▸ DATA FOR PROCESSING:
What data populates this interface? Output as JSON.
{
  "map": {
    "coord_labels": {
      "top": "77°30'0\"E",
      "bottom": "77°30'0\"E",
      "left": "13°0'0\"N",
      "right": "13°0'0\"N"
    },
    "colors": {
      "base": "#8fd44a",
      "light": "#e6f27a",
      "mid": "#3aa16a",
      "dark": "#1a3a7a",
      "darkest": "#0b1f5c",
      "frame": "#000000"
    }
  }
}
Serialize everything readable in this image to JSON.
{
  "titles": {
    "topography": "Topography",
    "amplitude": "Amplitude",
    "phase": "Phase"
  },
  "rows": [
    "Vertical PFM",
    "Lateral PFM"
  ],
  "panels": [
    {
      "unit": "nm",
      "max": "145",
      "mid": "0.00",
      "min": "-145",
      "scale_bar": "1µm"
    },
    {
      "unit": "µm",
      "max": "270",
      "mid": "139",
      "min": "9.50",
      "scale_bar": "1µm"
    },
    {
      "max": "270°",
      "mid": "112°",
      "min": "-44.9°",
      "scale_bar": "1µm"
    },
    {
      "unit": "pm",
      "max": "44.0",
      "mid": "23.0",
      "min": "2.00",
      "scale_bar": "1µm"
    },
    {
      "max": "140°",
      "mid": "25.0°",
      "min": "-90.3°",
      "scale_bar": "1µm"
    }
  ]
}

--

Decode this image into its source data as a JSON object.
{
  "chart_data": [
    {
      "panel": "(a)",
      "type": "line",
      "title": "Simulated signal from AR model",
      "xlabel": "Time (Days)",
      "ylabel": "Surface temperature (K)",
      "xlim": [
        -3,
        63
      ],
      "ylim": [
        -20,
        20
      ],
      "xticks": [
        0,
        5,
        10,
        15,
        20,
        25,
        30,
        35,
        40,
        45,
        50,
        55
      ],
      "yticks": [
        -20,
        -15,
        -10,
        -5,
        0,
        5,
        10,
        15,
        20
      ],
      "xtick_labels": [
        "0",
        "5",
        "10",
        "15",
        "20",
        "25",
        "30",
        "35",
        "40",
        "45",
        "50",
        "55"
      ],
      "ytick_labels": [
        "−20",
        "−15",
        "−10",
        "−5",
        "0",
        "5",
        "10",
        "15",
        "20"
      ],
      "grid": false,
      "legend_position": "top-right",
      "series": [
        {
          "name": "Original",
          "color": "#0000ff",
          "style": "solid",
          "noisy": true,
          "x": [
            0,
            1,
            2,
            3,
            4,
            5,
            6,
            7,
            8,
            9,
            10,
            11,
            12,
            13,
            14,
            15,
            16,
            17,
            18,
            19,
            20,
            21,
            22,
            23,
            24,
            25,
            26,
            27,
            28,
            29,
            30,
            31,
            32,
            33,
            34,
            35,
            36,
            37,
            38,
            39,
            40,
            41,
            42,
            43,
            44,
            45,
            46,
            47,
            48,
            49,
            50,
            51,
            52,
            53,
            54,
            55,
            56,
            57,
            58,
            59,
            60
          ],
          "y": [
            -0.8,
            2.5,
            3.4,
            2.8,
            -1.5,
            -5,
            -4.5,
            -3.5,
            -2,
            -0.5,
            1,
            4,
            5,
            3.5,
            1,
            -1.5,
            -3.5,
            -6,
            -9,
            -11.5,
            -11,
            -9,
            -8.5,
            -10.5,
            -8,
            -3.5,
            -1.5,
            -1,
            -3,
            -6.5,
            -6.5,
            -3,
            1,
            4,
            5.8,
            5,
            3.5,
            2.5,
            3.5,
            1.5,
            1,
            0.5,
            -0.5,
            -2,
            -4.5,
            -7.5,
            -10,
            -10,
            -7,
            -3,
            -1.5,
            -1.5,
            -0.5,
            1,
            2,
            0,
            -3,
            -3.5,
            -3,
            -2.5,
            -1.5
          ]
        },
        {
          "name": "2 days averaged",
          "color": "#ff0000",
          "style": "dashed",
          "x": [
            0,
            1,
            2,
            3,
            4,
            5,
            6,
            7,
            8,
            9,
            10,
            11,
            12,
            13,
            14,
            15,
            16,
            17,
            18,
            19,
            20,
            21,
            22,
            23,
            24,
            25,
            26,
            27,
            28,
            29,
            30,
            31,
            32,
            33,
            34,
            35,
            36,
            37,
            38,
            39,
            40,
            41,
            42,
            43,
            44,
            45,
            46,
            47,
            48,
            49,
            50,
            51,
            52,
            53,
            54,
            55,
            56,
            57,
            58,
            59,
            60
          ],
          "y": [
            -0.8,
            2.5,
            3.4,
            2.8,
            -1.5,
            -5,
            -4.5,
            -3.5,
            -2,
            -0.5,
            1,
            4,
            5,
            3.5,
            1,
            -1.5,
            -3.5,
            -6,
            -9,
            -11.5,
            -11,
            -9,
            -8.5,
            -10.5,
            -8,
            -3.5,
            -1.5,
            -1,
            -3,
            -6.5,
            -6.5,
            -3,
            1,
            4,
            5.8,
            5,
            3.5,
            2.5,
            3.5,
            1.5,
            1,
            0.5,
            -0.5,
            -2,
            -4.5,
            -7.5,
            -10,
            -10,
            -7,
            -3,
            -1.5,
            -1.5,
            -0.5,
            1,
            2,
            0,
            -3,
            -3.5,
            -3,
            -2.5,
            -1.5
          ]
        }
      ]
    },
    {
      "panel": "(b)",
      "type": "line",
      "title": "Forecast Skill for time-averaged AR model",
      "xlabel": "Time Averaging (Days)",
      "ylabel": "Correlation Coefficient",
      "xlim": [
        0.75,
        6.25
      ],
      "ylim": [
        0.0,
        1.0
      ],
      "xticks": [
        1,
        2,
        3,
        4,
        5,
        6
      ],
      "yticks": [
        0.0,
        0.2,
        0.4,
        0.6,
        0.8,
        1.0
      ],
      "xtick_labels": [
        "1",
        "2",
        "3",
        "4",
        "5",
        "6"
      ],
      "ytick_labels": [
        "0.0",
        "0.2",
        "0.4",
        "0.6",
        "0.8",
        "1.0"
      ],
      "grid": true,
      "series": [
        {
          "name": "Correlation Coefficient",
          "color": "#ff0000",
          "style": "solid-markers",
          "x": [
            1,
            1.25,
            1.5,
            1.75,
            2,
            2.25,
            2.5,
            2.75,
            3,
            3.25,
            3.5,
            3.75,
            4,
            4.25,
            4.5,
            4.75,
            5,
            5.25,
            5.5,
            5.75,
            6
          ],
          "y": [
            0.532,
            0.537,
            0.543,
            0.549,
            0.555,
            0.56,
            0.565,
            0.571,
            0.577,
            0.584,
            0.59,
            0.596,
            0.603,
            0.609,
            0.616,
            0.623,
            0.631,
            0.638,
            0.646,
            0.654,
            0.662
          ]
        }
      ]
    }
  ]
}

==

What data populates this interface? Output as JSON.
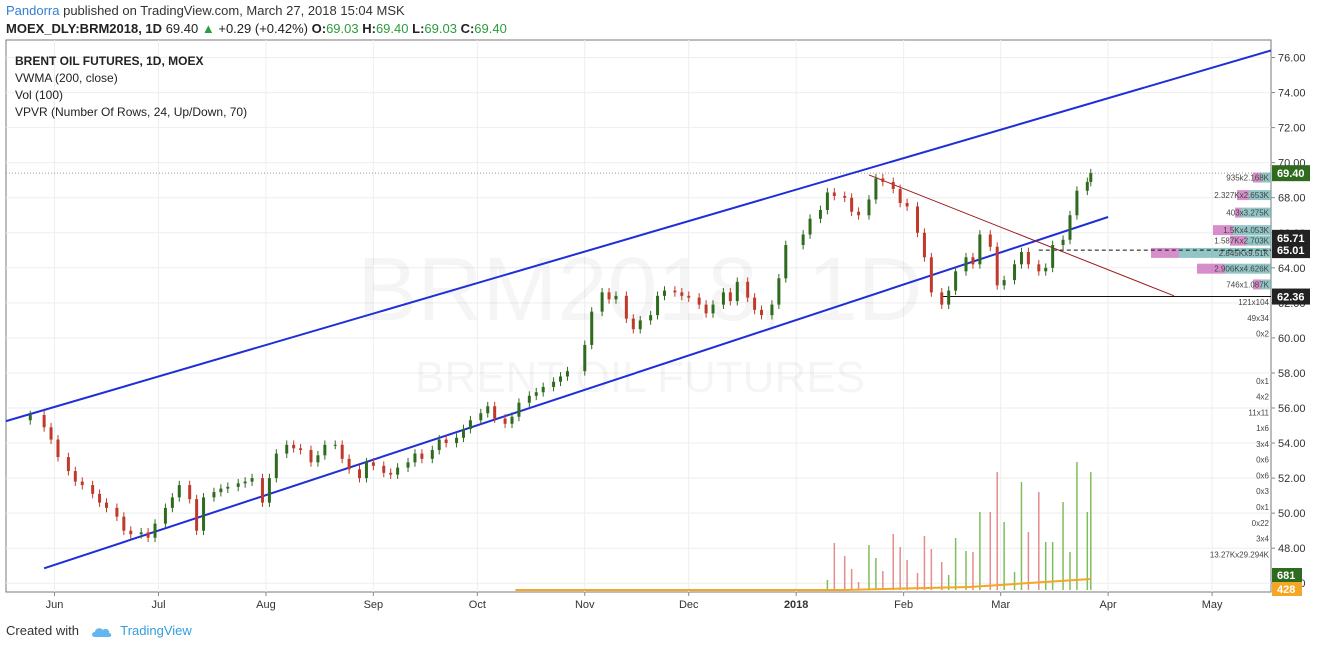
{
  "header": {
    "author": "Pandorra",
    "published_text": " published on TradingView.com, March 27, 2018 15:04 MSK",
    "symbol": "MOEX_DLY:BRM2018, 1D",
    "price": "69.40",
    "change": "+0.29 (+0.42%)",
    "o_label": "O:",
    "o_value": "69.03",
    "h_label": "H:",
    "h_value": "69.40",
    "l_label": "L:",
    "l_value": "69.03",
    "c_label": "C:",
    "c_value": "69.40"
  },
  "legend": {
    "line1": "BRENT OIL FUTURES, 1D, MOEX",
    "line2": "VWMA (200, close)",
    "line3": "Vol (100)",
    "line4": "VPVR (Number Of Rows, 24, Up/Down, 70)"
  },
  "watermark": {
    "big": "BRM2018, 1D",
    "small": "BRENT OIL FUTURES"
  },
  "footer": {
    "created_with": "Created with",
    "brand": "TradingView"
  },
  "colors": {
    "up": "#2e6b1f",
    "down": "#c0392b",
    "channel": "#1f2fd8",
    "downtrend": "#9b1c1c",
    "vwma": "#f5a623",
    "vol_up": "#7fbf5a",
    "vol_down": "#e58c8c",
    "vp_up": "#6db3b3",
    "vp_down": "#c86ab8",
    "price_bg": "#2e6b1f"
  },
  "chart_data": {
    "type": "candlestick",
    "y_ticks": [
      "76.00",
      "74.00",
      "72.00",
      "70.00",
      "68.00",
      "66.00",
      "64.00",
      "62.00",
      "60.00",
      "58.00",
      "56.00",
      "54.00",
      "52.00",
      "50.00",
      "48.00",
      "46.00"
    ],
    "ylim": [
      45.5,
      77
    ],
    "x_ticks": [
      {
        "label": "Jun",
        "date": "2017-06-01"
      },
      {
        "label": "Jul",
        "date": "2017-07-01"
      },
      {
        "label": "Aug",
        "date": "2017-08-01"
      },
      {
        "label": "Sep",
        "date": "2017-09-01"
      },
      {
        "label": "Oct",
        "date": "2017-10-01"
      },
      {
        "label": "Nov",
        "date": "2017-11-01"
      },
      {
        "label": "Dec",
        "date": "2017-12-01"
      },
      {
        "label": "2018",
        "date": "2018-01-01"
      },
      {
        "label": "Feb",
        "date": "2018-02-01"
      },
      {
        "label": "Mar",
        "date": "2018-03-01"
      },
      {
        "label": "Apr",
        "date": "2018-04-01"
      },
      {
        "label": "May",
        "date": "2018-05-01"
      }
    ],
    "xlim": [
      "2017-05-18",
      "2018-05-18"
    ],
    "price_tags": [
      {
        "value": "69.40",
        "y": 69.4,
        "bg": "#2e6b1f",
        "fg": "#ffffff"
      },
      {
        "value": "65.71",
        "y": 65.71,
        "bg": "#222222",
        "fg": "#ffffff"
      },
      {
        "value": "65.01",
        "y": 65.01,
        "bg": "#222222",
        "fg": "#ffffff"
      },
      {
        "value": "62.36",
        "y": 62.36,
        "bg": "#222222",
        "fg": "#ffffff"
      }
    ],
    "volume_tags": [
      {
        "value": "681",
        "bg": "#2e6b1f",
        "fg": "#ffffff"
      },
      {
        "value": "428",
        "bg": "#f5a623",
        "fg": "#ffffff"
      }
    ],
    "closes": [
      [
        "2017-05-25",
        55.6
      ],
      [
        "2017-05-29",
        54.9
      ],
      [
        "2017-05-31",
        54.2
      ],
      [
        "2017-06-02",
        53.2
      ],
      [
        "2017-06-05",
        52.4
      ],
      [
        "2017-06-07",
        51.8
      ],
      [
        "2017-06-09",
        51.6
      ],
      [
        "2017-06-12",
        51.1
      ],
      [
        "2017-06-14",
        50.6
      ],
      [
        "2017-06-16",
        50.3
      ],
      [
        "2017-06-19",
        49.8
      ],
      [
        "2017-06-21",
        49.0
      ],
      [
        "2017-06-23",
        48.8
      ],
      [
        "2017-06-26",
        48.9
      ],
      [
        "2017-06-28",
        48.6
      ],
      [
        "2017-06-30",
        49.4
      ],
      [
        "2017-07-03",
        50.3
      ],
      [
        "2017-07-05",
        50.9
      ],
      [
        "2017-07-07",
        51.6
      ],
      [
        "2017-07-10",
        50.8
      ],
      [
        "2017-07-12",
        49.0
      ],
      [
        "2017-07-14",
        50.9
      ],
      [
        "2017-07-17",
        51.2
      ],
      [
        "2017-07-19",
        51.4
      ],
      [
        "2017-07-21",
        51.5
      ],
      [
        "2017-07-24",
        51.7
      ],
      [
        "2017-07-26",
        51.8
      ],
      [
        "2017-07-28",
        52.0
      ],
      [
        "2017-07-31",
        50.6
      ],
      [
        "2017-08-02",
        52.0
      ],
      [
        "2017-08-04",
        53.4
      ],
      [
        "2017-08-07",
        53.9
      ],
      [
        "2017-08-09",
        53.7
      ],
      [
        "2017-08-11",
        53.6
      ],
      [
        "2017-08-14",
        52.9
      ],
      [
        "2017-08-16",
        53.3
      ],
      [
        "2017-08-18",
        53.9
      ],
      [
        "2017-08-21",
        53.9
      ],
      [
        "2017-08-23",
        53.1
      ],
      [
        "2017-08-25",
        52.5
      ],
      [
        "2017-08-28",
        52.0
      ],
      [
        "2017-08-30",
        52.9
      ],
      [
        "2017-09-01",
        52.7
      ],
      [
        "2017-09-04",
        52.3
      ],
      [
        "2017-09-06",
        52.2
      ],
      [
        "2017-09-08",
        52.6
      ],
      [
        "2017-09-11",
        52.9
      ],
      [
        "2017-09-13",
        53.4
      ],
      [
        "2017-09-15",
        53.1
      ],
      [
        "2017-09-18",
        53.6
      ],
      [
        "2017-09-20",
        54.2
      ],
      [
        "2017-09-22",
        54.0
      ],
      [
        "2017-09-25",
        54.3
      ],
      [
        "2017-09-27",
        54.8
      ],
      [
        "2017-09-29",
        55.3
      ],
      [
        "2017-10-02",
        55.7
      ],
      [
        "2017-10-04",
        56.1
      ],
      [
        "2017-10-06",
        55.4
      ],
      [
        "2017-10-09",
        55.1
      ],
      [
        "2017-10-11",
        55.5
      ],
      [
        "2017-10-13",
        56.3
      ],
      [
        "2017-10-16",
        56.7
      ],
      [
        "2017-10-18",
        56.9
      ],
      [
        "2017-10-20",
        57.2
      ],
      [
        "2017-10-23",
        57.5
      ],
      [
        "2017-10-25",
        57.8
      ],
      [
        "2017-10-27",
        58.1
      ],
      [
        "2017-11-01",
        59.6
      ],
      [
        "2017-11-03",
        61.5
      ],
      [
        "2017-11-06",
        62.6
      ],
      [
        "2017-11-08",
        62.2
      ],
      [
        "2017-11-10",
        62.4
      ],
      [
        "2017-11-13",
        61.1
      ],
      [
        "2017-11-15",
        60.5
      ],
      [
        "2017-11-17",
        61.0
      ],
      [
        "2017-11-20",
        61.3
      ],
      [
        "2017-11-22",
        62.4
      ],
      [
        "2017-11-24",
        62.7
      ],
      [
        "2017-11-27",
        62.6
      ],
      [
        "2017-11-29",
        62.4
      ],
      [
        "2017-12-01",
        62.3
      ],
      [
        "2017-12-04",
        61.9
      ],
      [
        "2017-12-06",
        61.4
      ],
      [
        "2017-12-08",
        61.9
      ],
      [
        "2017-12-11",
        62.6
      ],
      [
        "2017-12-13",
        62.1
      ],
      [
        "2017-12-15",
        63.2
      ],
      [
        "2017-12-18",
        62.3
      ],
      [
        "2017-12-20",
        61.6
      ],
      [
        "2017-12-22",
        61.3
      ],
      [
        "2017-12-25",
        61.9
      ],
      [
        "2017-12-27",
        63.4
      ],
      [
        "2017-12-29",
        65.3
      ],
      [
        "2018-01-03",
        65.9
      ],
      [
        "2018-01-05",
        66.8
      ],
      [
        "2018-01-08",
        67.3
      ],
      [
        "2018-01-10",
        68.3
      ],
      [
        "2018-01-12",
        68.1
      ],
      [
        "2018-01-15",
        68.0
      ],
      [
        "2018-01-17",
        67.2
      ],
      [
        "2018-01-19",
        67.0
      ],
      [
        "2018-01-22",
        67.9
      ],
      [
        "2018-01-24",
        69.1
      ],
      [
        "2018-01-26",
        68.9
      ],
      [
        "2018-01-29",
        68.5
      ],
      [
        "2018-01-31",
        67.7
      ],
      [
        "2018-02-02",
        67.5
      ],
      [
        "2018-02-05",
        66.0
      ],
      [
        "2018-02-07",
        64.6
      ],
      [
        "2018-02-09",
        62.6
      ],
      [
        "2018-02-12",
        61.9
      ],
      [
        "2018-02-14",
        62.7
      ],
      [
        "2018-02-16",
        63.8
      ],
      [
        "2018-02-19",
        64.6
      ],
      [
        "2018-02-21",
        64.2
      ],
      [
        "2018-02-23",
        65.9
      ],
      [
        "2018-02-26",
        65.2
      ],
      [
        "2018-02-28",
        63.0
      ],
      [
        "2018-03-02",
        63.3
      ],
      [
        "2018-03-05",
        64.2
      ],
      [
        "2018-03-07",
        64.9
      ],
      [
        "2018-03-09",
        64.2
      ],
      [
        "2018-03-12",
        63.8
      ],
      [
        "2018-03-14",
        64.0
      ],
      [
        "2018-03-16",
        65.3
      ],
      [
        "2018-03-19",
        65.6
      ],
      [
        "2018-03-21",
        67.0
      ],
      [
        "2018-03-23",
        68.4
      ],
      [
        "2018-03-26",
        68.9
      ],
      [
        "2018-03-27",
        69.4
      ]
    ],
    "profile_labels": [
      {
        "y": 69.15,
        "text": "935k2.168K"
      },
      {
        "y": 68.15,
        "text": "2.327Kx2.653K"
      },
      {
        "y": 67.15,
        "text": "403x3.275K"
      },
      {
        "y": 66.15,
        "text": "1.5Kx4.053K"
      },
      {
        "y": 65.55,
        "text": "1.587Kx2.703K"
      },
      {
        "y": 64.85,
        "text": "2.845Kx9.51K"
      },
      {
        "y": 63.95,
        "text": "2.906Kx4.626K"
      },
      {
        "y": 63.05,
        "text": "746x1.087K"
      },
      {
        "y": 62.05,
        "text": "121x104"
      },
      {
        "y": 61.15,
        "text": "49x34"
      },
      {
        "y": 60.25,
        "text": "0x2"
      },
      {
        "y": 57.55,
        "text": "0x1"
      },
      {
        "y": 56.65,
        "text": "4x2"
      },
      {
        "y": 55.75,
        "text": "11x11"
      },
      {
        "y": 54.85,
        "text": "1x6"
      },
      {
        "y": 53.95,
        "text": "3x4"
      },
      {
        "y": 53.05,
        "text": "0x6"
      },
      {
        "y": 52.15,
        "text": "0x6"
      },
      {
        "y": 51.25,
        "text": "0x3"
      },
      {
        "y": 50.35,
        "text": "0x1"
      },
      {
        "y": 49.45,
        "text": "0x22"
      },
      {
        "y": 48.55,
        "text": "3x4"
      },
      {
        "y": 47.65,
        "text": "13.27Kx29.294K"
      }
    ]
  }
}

▸ WHAT IS BEING ASKED:
Across the records above, count the lines holding "model" and reply with that number alone.

▸ RESULT OF THE TASK:
2